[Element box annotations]
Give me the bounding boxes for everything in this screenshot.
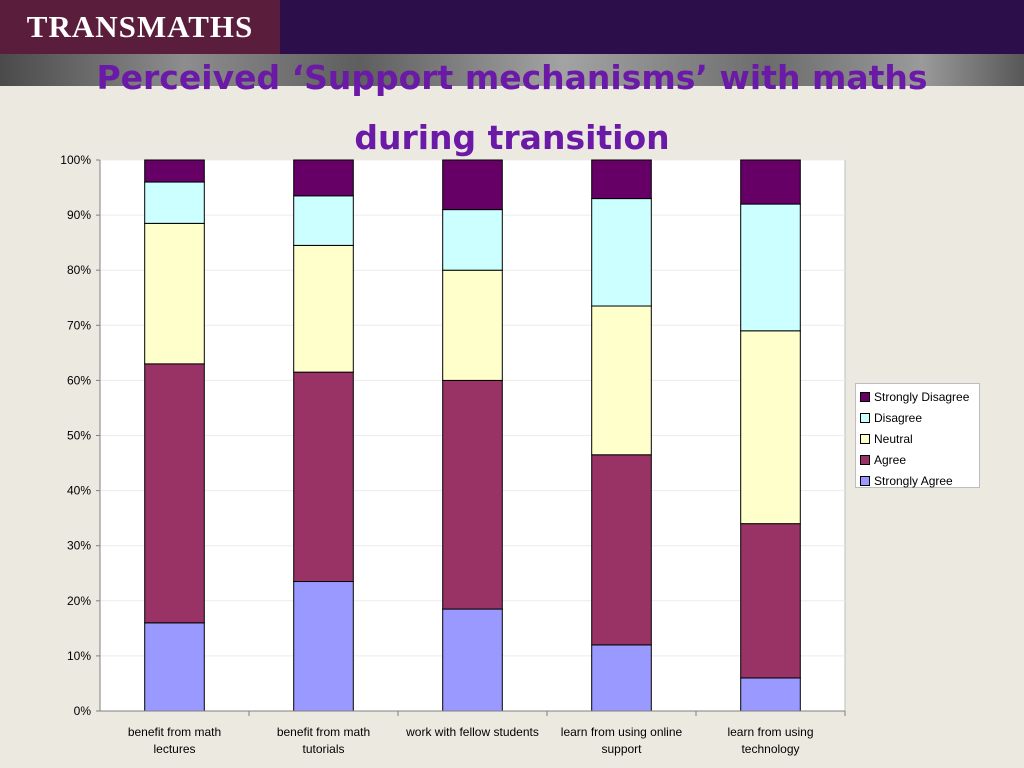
y-tick-label: 30%	[67, 539, 91, 553]
logo-text: TRANSMATHS	[26, 9, 254, 44]
legend: Strongly Disagree Disagree Neutral Agree Str…	[855, 383, 980, 488]
legend-label: Strongly Agree	[874, 473, 953, 488]
title-line-2: during transition	[354, 118, 670, 157]
bar-segment-strongly-disagree	[293, 159, 354, 197]
x-category-label-line: support	[601, 742, 642, 756]
y-tick-label: 0%	[74, 704, 92, 718]
bar-segment-strongly-disagree	[442, 159, 503, 211]
bar-segment-strongly-agree	[740, 677, 801, 712]
slide-title: Perceived ‘Support mechanisms’ with math…	[60, 48, 964, 168]
legend-label: Agree	[874, 452, 907, 467]
x-category-label: benefit from math tutorials	[277, 725, 370, 756]
y-tick-labels: 0% 10% 20% 30% 40% 50% 60% 70% 80% 90% 100%	[60, 153, 91, 718]
bar-segment-disagree	[740, 203, 801, 332]
bar-segment-strongly-agree	[293, 581, 354, 712]
bar-segment-neutral	[740, 330, 801, 525]
bar-segment-agree	[293, 371, 354, 583]
bars	[144, 159, 801, 712]
legend-item: Strongly Disagree	[860, 386, 975, 407]
bar-segment-strongly-agree	[591, 644, 652, 712]
bar-segment-neutral	[591, 305, 652, 456]
bar-segment-disagree	[293, 195, 354, 246]
bar-segment-strongly-agree	[442, 608, 503, 712]
title-line-1: Perceived ‘Support mechanisms’ with math…	[96, 58, 928, 97]
bar-segment-strongly-disagree	[740, 159, 801, 205]
legend-swatch	[860, 454, 870, 465]
x-category-label: benefit from math lectures	[128, 725, 221, 756]
legend-item: Neutral	[860, 428, 975, 449]
bar-segment-disagree	[442, 209, 503, 271]
y-tick-label: 60%	[67, 373, 91, 387]
x-category-label-line: benefit from math	[277, 725, 370, 739]
x-category-label-line: tutorials	[302, 742, 344, 756]
bar-segment-neutral	[442, 269, 503, 381]
x-category-label-line: learn from using online	[561, 725, 683, 739]
x-category-label-line: work with fellow students	[405, 725, 539, 739]
x-category-label-line: learn from using	[727, 725, 813, 739]
bar-segment-agree	[442, 379, 503, 610]
legend-item: Strongly Agree	[860, 470, 975, 491]
legend-swatch	[860, 391, 870, 402]
axes	[96, 159, 846, 716]
y-tick-label: 70%	[67, 318, 91, 332]
bar-segment-neutral	[293, 244, 354, 373]
logo: TRANSMATHS	[0, 0, 280, 54]
x-category-label: work with fellow students	[405, 725, 539, 739]
legend-swatch	[860, 412, 870, 423]
y-tick-label: 20%	[67, 594, 91, 608]
y-tick-label: 100%	[60, 153, 91, 167]
x-category-label: learn from using online support	[561, 725, 683, 756]
x-category-label: learn from using technology	[727, 725, 813, 756]
legend-label: Strongly Disagree	[874, 389, 970, 404]
x-category-label-line: lectures	[153, 742, 195, 756]
x-category-label-line: benefit from math	[128, 725, 221, 739]
y-tick-label: 40%	[67, 484, 91, 498]
bar-segment-agree	[740, 523, 801, 679]
legend-label: Disagree	[874, 410, 923, 425]
bar-segment-disagree	[144, 181, 205, 224]
y-tick-label: 10%	[67, 649, 91, 663]
bar-segment-strongly-disagree	[591, 159, 652, 200]
legend-label: Neutral	[874, 431, 913, 446]
bar-segment-agree	[591, 454, 652, 646]
bar-segment-strongly-agree	[144, 622, 205, 712]
bar-segment-agree	[144, 363, 205, 624]
legend-item: Agree	[860, 449, 975, 470]
bar-segment-disagree	[591, 198, 652, 307]
y-tick-label: 50%	[67, 429, 91, 443]
legend-swatch	[860, 475, 870, 486]
legend-swatch	[860, 433, 870, 444]
bar-segment-neutral	[144, 222, 205, 365]
x-category-label-line: technology	[741, 742, 799, 756]
bar-segment-strongly-disagree	[144, 159, 205, 183]
legend-item: Disagree	[860, 407, 975, 428]
y-tick-label: 80%	[67, 263, 91, 277]
y-tick-label: 90%	[67, 208, 91, 222]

| Exercise details |
Repeat all of the records above line for line, leaving out the pictures.

| Solution |
Give me the bounding boxes for everything in this screenshot.
y-tick-label: 30%	[67, 539, 91, 553]
logo-text: TRANSMATHS	[26, 9, 254, 44]
legend: Strongly Disagree Disagree Neutral Agree Str…	[855, 383, 980, 488]
legend-label: Strongly Agree	[874, 473, 953, 488]
title-line-2: during transition	[354, 118, 670, 157]
bar-segment-strongly-disagree	[293, 159, 354, 197]
x-category-label-line: support	[601, 742, 642, 756]
y-tick-label: 0%	[74, 704, 92, 718]
bar-segment-strongly-disagree	[442, 159, 503, 211]
bar-segment-strongly-agree	[740, 677, 801, 712]
slide-title: Perceived ‘Support mechanisms’ with math…	[60, 48, 964, 168]
legend-label: Agree	[874, 452, 907, 467]
x-category-label: benefit from math tutorials	[277, 725, 370, 756]
y-tick-labels: 0% 10% 20% 30% 40% 50% 60% 70% 80% 90% 100%	[60, 153, 91, 718]
bar-segment-disagree	[740, 203, 801, 332]
bar-segment-strongly-agree	[293, 581, 354, 712]
bar-segment-neutral	[740, 330, 801, 525]
bar-segment-agree	[293, 371, 354, 583]
bars	[144, 159, 801, 712]
legend-item: Strongly Disagree	[860, 386, 975, 407]
bar-segment-strongly-agree	[591, 644, 652, 712]
bar-segment-neutral	[591, 305, 652, 456]
bar-segment-disagree	[293, 195, 354, 246]
bar-segment-strongly-agree	[442, 608, 503, 712]
title-line-1: Perceived ‘Support mechanisms’ with math…	[96, 58, 928, 97]
bar-segment-strongly-disagree	[740, 159, 801, 205]
legend-swatch	[860, 454, 870, 465]
x-category-label: benefit from math lectures	[128, 725, 221, 756]
legend-item: Neutral	[860, 428, 975, 449]
bar-segment-disagree	[442, 209, 503, 271]
y-tick-label: 60%	[67, 373, 91, 387]
x-category-label-line: benefit from math	[277, 725, 370, 739]
x-category-label-line: tutorials	[302, 742, 344, 756]
bar-segment-neutral	[442, 269, 503, 381]
x-category-label-line: learn from using online	[561, 725, 683, 739]
x-category-label-line: work with fellow students	[405, 725, 539, 739]
x-category-label-line: learn from using	[727, 725, 813, 739]
bar-segment-agree	[442, 379, 503, 610]
legend-item: Strongly Agree	[860, 470, 975, 491]
legend-swatch	[860, 391, 870, 402]
axes	[96, 159, 846, 716]
y-tick-label: 70%	[67, 318, 91, 332]
bar-segment-neutral	[293, 244, 354, 373]
logo: TRANSMATHS	[0, 0, 280, 54]
x-category-label: work with fellow students	[405, 725, 539, 739]
legend-swatch	[860, 412, 870, 423]
y-tick-label: 20%	[67, 594, 91, 608]
y-tick-label: 100%	[60, 153, 91, 167]
x-category-label: learn from using online support	[561, 725, 683, 756]
x-category-label: learn from using technology	[727, 725, 813, 756]
legend-label: Strongly Disagree	[874, 389, 970, 404]
x-category-label-line: lectures	[153, 742, 195, 756]
x-category-label-line: benefit from math	[128, 725, 221, 739]
y-tick-label: 40%	[67, 484, 91, 498]
bar-segment-agree	[740, 523, 801, 679]
legend-label: Disagree	[874, 410, 923, 425]
bar-segment-disagree	[144, 181, 205, 224]
y-tick-label: 10%	[67, 649, 91, 663]
bar-segment-strongly-disagree	[591, 159, 652, 200]
legend-label: Neutral	[874, 431, 913, 446]
bar-segment-agree	[591, 454, 652, 646]
bar-segment-strongly-agree	[144, 622, 205, 712]
bar-segment-agree	[144, 363, 205, 624]
legend-item: Agree	[860, 449, 975, 470]
bar-segment-disagree	[591, 198, 652, 307]
y-tick-label: 50%	[67, 429, 91, 443]
legend-swatch	[860, 475, 870, 486]
legend-swatch	[860, 433, 870, 444]
bar-segment-neutral	[144, 222, 205, 365]
x-category-label-line: technology	[741, 742, 799, 756]
bar-segment-strongly-disagree	[144, 159, 205, 183]
legend-item: Disagree	[860, 407, 975, 428]
y-tick-label: 80%	[67, 263, 91, 277]
y-tick-label: 90%	[67, 208, 91, 222]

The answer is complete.